Write out every line below that includes the word "централизованных".
##### RAW DATA
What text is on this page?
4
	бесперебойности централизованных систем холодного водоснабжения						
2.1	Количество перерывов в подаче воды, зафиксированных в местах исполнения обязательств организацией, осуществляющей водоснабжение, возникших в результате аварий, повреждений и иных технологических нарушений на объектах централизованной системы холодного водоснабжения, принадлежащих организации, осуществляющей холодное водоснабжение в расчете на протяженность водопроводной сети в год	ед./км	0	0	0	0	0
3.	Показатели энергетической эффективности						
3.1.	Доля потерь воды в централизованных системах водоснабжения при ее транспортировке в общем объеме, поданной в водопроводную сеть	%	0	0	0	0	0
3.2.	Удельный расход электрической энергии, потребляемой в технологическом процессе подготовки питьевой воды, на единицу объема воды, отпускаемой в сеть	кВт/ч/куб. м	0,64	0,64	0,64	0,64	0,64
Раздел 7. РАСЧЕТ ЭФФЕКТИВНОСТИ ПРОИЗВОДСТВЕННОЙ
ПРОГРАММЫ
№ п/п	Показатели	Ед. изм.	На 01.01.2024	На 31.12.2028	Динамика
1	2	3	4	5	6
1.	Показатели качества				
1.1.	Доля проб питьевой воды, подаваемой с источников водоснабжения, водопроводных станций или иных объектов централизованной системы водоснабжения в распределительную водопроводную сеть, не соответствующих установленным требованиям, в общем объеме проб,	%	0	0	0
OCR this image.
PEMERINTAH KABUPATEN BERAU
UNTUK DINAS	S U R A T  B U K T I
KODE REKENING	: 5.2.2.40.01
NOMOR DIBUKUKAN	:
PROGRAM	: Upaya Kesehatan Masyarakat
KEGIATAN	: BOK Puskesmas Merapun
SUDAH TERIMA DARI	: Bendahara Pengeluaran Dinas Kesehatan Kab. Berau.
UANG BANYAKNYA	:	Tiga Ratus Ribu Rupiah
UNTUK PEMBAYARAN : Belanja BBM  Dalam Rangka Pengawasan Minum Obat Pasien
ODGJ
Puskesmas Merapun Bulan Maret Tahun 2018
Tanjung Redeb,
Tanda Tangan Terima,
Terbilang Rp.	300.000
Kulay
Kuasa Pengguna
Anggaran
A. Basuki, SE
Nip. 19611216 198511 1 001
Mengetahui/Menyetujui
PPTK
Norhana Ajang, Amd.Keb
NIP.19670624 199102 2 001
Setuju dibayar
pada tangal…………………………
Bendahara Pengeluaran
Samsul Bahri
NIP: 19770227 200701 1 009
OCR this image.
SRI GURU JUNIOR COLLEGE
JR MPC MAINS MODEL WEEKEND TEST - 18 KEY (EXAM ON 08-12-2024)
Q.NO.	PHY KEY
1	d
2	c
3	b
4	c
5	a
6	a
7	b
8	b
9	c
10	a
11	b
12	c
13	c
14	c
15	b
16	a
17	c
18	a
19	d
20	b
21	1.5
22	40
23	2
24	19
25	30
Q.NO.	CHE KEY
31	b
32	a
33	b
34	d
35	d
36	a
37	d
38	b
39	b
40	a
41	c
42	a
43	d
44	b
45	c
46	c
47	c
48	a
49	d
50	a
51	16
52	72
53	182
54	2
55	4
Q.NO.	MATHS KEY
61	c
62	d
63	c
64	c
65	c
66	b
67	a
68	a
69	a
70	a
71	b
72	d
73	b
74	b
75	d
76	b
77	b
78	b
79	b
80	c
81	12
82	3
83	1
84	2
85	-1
##########
● RESULT:
	бесперебойности централизованных систем холодного водоснабжения						
3.1.	Доля потерь воды в централизованных системах водоснабжения при ее транспортировке в общем объеме, поданной в водопроводную сеть	%	0	0	0	0	0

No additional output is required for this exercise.